- [TASK DETAILS]: Find the string "ligeramente" and gather every line that holds it.

- [DATA RECORDS]:

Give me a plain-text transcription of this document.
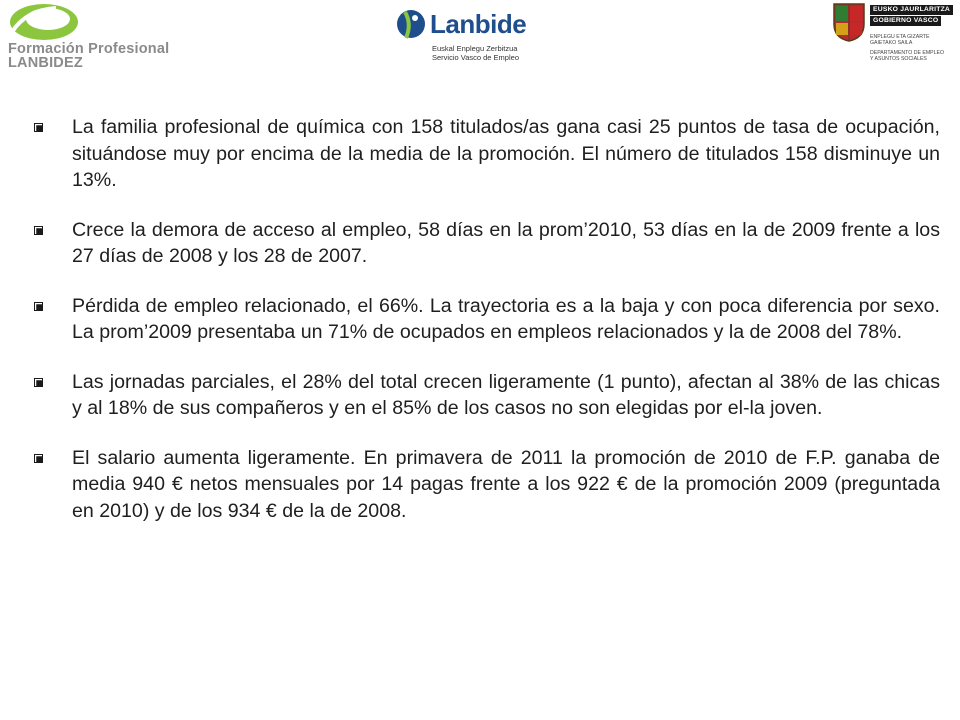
Formación Profesional
LANBIDEZ
Lanbide
Euskal Enplegu Zerbitzua
Servicio Vasco de Empleo
EUSKO JAURLARITZA
GOBIERNO VASCO
ENPLEGU ETA GIZARTE
GAIETAKO SAILA
DEPARTAMENTO DE EMPLEO
Y ASUNTOS SOCIALES
La familia profesional de química con 158 titulados/as gana casi 25 puntos de tasa de ocupación, situándose muy por encima de la media de la promoción. El número de titulados 158 disminuye un 13%.
Crece la demora de acceso al empleo, 58 días en la prom’2010, 53 días en la de 2009 frente a los 27 días de 2008 y los 28 de 2007.
Pérdida de empleo relacionado, el 66%. La trayectoria es a la baja y con poca diferencia por sexo. La prom’2009 presentaba un 71% de ocupados en empleos relacionados y la de 2008 del 78%.
Las jornadas parciales, el 28% del total crecen ligeramente (1 punto), afectan al 38% de las chicas y al 18% de sus compañeros y en el 85% de los casos no son elegidas por el-la joven.
El salario aumenta ligeramente. En primavera de 2011 la promoción de 2010 de F.P. ganaba de media 940 € netos mensuales por 14 pagas frente a los 922 € de la promoción 2009 (preguntada en 2010) y de los 934 € de la de 2008.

- [OUTPUT OF THE TASK]:
Las jornadas parciales, el 28% del total crecen ligeramente (1 punto), afectan al 38% de las chicas y al 18% de sus compañeros y en el 85% de los casos no son elegidas por el-la joven.
El salario aumenta ligeramente. En primavera de 2011 la promoción de 2010 de F.P. ganaba de media 940 € netos mensuales por 14 pagas frente a los 922 € de la promoción 2009 (preguntada en 2010) y de los 934 € de la de 2008.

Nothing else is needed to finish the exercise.